Count every line in the entries that follow where the word "Freq" appears, then state only the total.

**Supplied data:**
§

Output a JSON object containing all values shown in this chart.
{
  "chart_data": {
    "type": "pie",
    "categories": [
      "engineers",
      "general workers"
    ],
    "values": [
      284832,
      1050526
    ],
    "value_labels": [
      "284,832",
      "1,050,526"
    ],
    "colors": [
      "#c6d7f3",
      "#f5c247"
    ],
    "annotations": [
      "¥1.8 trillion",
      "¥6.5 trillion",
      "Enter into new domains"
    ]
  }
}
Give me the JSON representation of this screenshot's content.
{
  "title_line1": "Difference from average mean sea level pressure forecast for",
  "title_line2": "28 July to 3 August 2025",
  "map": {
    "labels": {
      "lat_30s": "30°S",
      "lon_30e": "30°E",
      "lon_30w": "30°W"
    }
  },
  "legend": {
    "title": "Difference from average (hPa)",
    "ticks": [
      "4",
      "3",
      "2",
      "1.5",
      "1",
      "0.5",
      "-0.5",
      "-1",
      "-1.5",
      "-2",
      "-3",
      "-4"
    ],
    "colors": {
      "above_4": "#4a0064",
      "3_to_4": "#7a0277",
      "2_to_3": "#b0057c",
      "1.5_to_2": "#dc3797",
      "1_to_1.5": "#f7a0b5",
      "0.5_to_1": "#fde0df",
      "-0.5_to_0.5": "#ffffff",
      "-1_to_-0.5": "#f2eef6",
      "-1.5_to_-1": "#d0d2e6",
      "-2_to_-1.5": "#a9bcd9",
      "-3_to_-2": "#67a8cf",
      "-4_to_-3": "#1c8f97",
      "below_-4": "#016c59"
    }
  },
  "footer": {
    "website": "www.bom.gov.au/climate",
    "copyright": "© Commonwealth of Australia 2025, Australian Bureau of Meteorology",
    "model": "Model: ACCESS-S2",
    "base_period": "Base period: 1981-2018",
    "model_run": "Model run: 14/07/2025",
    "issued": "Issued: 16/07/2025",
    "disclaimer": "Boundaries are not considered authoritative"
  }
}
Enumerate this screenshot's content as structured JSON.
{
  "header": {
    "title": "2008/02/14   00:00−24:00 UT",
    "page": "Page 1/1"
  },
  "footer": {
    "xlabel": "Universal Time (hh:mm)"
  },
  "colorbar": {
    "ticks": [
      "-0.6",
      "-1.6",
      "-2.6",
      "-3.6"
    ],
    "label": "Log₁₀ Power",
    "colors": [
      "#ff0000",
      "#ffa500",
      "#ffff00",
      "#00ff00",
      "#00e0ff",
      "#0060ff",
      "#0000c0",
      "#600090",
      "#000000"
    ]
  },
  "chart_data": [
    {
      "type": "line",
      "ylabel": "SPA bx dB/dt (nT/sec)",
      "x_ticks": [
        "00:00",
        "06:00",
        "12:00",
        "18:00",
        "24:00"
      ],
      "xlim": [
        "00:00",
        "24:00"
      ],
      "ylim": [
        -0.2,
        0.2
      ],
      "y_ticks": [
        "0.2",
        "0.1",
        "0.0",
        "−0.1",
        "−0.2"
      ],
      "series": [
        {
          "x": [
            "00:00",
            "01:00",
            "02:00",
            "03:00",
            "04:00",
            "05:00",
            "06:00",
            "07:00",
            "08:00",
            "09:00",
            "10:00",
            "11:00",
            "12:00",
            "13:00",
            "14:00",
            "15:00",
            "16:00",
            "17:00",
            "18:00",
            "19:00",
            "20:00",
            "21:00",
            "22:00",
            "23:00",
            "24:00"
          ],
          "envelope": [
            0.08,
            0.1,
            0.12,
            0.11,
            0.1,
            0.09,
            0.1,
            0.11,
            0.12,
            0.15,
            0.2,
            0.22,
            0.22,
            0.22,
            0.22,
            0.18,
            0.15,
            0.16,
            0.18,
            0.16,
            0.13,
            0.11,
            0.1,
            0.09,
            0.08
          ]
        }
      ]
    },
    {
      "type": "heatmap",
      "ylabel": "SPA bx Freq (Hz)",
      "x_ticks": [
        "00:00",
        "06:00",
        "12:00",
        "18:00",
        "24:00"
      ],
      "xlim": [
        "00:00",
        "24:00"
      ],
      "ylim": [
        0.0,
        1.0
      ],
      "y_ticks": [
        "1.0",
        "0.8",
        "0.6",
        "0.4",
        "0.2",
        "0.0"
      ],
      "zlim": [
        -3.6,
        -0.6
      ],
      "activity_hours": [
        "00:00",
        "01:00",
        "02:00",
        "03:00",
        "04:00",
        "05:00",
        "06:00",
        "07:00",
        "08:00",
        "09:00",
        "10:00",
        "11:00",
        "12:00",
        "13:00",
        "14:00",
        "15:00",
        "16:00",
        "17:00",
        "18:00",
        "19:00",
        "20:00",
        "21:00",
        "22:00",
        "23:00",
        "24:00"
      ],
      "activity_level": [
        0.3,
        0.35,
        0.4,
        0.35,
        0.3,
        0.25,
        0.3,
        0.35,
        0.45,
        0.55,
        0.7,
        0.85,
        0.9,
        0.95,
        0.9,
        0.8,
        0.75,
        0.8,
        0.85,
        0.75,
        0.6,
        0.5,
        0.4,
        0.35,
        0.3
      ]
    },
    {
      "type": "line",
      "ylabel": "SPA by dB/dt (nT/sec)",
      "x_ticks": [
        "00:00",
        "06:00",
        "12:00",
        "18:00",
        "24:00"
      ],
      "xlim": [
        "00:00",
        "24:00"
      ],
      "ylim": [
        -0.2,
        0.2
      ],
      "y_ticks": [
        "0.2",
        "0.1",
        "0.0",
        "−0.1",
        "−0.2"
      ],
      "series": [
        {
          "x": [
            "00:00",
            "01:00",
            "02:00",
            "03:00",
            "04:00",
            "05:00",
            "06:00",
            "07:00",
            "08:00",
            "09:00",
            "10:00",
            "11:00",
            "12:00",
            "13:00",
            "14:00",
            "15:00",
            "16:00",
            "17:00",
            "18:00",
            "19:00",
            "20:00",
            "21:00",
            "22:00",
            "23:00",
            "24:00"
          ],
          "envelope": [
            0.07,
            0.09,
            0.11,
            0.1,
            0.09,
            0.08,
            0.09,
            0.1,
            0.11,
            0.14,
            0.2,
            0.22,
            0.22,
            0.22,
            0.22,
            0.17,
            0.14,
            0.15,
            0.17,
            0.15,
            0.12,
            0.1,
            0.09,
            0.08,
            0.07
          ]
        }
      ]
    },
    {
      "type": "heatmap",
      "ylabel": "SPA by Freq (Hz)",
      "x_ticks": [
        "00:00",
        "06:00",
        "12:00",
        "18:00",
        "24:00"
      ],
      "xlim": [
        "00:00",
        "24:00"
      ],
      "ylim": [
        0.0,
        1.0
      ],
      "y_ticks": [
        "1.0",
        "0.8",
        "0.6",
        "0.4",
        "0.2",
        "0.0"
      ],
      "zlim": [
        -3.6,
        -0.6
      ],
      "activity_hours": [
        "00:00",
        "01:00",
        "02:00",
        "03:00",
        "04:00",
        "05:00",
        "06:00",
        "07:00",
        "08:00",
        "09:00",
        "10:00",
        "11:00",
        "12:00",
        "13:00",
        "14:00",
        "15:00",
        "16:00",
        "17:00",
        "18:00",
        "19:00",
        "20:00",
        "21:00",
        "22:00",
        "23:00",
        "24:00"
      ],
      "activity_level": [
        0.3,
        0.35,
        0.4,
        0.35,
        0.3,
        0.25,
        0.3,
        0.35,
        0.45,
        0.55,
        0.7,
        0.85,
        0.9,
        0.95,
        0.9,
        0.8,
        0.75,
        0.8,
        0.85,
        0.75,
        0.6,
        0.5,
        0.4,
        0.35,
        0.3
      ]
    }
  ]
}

§

**Response to the exercise:**
2